- [Énoncé A]: Affichez sans rien changer le passage de l'extrait sur les SUARL qui commence par « 1. - Nous poursuivons » et se poursuit jusqu'à « s’agit (91 CSC). ».
- [Énoncé B]: Poursuivez, s'il vous plaît, la rédaction de l'extrait sur les SUARL à partir de sa dernière phrase.

- [Extrait du document]:
━━━━━━━━━━━━━━━━━━━━

Du nouveau en droit des sociétés commerciales LES SUARL


LES SUARL

1. - Nous poursuivons dans cette chronique l’étude des modifications et des ajouts apportés par la loi n°2019-47 du 29 mai 2019, relative à l’amélioration du climat des affaires (JORT n°47 du 11 juin 2019), aux sociétés unipersonnelles à responsabilité limitée (SUARL). Ces sociétés sont une variante des SARL et ne constituent pas une forme spéciale de société quand bien même la loi exige, selon le cas, de mentionner, avant ou après la dénomination sociale, l’abréviation SARL ou SUARL pour caractériser la variante sociale dont il s’agit (91 CSC).
2. - La SUARL peut être constituée ab initio comme elle peut résulter de la transformation d’une autre forme de société de personne ou de capitaux, suite à la réunion de toutes les parts ou actions dans une même main. La réunion des parts sociales d’une SARL pluripersonnelle dans une même main ne conduit pas en droit strict à une opération de transformation de société. Il s’agit plutôt d’une conversion. L’associé devenu unique se limite généralement à faire une simple mise à jour des statuts pour préciser la nouvelle répartition des parts sociales d’autant plus qu’en pratique, les rédacteurs des statuts des SARL établissent une formule hybride ayant vocation à s’appliquer tant à la SARL pluripersonnelle qu’à la SUARL. Les remarques que nous venons de faire à propos des conséquences de la réunion de toutes parts sociales d’une SARL dans une même main doivent conduire le législateur à corriger la rédaction de l’article 23 CSC qui n’est point compatible avec les dispositions des articles 90 et 148 CSC.

3. – Les apports de la loi du 11 juin 2019 à la SUARL sont relativement importants. Ils touchent la constitution de la société (1) sa gérance (2) et la formalisation de décisions de l’associé unique (3).

━━━━━━━━━━━━━━━━━━━━

- [Entrées affichées]:
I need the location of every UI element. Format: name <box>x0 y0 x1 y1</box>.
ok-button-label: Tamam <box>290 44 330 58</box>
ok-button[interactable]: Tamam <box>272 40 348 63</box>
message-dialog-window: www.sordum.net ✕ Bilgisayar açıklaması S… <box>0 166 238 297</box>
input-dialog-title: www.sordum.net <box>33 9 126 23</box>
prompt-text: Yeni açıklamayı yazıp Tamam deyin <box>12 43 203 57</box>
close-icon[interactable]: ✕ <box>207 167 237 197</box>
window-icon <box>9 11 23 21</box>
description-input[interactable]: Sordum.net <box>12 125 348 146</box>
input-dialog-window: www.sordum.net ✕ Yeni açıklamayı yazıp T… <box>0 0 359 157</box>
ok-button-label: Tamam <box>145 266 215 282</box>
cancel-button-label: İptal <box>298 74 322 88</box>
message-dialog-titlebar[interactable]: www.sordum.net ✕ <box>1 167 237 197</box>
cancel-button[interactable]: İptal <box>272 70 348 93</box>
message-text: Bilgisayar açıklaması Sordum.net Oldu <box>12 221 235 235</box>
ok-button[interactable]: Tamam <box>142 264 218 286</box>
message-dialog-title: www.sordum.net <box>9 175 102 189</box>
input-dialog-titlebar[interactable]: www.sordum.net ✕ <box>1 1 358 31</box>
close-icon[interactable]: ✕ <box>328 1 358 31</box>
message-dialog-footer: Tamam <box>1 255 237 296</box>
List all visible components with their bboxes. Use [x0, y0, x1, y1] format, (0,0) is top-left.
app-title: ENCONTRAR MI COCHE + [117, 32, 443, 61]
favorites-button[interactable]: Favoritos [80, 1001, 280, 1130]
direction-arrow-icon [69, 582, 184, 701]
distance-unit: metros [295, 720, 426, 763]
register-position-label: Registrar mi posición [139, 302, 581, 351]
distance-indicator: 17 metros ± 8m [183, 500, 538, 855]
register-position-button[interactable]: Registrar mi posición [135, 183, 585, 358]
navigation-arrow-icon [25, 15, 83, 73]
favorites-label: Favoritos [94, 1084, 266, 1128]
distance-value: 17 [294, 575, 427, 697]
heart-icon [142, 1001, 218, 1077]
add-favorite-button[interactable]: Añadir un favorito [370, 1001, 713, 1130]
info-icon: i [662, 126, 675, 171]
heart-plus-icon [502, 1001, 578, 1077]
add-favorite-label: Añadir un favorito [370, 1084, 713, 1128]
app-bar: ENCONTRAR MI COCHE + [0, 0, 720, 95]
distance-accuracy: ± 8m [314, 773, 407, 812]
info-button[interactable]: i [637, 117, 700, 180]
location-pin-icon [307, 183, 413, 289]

━━━━━━━━━━━━━━━━━━━━

- [Résultat attendu A]:
1. - Nous poursuivons dans cette chronique l’étude des modifications et des ajouts apportés par la loi n°2019-47 du 29 mai 2019, relative à l’amélioration du climat des affaires (JORT n°47 du 11 juin 2019), aux sociétés unipersonnelles à responsabilité limitée (SUARL). Ces sociétés sont une variante des SARL et ne constituent pas une forme spéciale de société quand bien même la loi exige, selon le cas, de mentionner, avant ou après la dénomination sociale, l’abréviation SARL ou SUARL pour caractériser la variante sociale dont il s’agit (91 CSC).

- [Résultat attendu B]:
1- Constitution
4. - Une société unipersonnelle à responsabilité limitée peut désormais être constituée tout aussi bien par une personne physique que par une personne morale (art 149 al 1 CSC). Dans l’ancienne disposition, elle ne pouvait être constituée que par une personne physique. L’intervention de la nouvelle loi est quelque part tardive. Elle aurait dû se réaliser en 2001 quand le législateur a pris soin de réguler les groupes de sociétés. L’ouverture des SUARL aux personnes morales permet en effet de filialiser des établissements d’une société.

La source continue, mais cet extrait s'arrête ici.